## Source passage
=== Section Start ===
Friedensreich Hundertwasser

Tajiri from far away - Hundertwasser, Kaurinui valley, New Zealand 1999.

It was in Paris at rue d'Odessa, next to the Gare Montparnasse, where i went to see Tajiri's studio, like visiting a holy shrine.

I went often to see him and his work, some finished some in the making.

In alabaster and iron, formed with gypsum of Paris or welded with hissing sparkling flames.

And Shinkichi Tajiri was there like a surgeon performing an operation, like a deep see miner with eye-protecting goggles, or, more precisely, like a priest whom you can trust because he has insights you do not have, performing his duty, his rites, which you do not quite but which you know are beautiful and right and just.

I was 23, Tajiri was 5 years older, I was very impressed, just discovering Paris, witnessing the post-war free development of the incredible flowering in the arts.

I wanted to be part of the dawning of this new phantastic paradise like Tajiri and Brô.

Since then i came across many three-dimensional human artifacts, but nothing could equal Tajiri or satisfy my preprogrammed subjective eyes once you have seen Tajiri in 1951 and you applied Tajiri's realm as a measure for sculptural poetic expression.

Tajiri's art has the power of magic, the impact of trees and the divine creative order.

The Tajiris just take off, everything fits.

Tajiri gives proof that without beauty nothing works because the supreme function is beauty.

Of course, it is also the Japanese discipline, so exotic and so unreachable, the same rigor of cosmic duties like one encounters in Hokusai.

The same self-imposed unbreachable laws like the perfect know-how of the branching of the trees.

If man can reach the same quality of creation as nature always does, taking it for granted.

Tajiri reached this state in his studio, 9 rue d'Odessa in 1951.
=== Section End ===
## Excerpted records
=== Section Start ===
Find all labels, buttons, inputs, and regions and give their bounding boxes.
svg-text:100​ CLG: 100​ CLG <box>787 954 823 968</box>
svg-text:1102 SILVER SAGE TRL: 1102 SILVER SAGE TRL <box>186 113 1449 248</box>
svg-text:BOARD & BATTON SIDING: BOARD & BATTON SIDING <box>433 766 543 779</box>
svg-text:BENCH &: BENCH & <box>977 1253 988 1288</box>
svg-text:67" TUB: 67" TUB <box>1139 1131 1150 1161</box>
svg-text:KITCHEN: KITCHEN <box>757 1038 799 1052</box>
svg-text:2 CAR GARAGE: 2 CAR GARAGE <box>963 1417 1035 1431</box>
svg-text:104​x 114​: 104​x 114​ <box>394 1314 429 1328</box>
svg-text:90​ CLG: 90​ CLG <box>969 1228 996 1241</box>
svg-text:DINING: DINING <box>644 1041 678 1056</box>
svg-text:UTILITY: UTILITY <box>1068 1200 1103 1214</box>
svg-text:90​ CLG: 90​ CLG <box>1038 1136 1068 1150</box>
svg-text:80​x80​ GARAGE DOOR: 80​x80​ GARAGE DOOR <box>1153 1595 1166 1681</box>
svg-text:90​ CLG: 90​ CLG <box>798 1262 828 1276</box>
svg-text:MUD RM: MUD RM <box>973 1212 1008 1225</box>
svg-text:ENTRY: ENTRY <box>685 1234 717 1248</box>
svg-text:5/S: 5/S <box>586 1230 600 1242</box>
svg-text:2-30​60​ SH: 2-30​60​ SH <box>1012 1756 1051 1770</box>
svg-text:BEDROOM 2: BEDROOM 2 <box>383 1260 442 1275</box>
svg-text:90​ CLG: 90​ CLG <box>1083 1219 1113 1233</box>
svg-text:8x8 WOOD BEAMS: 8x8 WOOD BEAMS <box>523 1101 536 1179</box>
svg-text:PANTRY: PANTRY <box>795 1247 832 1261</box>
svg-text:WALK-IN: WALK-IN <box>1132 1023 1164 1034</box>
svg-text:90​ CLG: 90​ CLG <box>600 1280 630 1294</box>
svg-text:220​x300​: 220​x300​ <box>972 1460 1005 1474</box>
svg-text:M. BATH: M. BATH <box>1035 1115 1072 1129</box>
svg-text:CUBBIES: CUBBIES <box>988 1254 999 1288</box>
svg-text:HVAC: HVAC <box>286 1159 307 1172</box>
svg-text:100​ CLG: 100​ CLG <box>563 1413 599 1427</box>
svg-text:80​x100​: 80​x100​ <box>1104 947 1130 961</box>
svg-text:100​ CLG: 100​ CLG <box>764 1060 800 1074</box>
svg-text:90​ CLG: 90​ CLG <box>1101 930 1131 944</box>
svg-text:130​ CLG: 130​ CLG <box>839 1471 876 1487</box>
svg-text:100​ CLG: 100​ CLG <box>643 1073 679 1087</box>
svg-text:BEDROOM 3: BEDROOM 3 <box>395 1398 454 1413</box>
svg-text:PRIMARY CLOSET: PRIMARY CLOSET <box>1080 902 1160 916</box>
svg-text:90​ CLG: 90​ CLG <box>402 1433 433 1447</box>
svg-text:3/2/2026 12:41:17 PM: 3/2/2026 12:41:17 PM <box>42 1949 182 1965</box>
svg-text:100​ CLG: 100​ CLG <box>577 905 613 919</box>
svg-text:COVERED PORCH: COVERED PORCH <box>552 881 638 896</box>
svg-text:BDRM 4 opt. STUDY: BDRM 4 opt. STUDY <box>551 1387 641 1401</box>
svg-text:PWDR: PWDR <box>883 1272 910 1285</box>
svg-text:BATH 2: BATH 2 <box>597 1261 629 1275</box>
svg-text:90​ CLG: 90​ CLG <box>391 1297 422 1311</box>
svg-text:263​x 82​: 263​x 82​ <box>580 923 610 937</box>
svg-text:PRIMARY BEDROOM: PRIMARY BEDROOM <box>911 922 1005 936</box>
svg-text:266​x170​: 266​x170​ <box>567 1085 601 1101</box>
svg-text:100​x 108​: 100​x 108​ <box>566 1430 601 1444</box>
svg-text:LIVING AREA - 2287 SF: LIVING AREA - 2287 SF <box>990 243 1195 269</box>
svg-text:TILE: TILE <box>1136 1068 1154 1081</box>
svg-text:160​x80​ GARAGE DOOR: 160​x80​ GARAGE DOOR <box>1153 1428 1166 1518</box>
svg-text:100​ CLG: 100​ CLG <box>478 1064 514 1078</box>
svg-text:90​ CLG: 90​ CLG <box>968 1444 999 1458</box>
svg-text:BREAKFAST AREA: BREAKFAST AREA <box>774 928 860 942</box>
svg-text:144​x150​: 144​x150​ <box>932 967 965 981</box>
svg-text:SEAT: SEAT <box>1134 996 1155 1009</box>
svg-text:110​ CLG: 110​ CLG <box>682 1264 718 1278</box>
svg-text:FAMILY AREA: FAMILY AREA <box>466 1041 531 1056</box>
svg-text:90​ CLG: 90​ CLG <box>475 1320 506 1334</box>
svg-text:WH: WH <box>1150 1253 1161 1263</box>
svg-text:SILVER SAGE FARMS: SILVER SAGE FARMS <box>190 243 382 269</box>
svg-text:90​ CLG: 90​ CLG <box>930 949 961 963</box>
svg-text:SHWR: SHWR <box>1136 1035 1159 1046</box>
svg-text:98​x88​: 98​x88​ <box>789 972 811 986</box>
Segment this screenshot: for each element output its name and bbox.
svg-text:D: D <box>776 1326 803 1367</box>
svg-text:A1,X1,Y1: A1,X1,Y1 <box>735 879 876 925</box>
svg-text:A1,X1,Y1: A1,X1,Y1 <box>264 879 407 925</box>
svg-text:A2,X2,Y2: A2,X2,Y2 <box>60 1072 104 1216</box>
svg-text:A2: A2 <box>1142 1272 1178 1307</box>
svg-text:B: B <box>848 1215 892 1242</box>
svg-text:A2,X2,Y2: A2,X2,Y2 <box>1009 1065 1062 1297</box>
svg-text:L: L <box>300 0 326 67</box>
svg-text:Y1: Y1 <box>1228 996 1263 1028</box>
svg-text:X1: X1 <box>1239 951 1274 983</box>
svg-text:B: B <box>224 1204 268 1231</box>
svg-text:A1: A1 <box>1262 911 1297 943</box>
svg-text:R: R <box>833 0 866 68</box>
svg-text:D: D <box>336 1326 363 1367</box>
=== Section End ===
## Work task 1
Decide whether each statement below agrees with the text about Shinkichi Tajiri, and answer yes or no for each, quoting the deciding words of the text exactly. (a) Tajiri's studio was at rue d'Odessa, next to the Gare Montparnasse. (b) The writer was older than Tajiri. (c) Tajiri worked in marble and bronze.
## Work task 2
From the text about Shinkichi Tajiri, extract word for word the part that opens with the words containing "Since then i" and closes with "function is beauty.".
## Work task 3
Write what comes next in the text about Shinkichi Tajiri, continuing from its final sentence.

## Response box 1
(a) Yes: "It was in Paris at rue d'Odessa, next to the Gare Montparnasse, where i went to see Tajiri's studio"
(b) No: "I was 23, Tajiri was 5 years older"
(c) No: "In alabaster and iron"

## Response box 2
Since then i came across many three-dimensional human artifacts, but nothing could equal Tajiri or satisfy my preprogrammed subjective eyes once you have seen Tajiri in 1951 and you applied Tajiri's realm as a measure for sculptural poetic expression.

Tajiri's art has the power of magic, the impact of trees and the divine creative order.

The Tajiris just take off, everything fits.

Tajiri gives proof that without beauty nothing works because the supreme function is beauty.

## Response box 3
Nobody was there to witness, as often happens when great things are born.

Maybe even Tajiri did not realize the miracles he was creating.

It is difficult to describe the multitude of gracile bodies and delicate, strong creatures standing in absolute perfection, transparent like dragonfly-warriors in his high domed studio with light from above.

It was like entering another time, another world, another age, another's dream, encountering parallel worlds.

Howard Carter must have had a similar impression when he first stepped into the secret chamber of Tutankhamun.

It is one of the deepest regrets of my life that i did not have a camera to make photos.

Just imagine stepping out of the Gare Montparnasse, the busiest place of Paris, into the calm realm of freshly created quiet gods and creatures.

And the perfect gods and perfect creatures had a skin of the purest white and a skeleton of the darkest black.

It is the quiet beauty which functions and which is invincible and which gives hope to the world for a better, and just, the supreme order.

Where the creativity of man and the creativity of nature will be reunited.

I do not know how I came to know Shinkichi Tajiri.

We exchanged works which we still have.

This is tangible proof that we really met.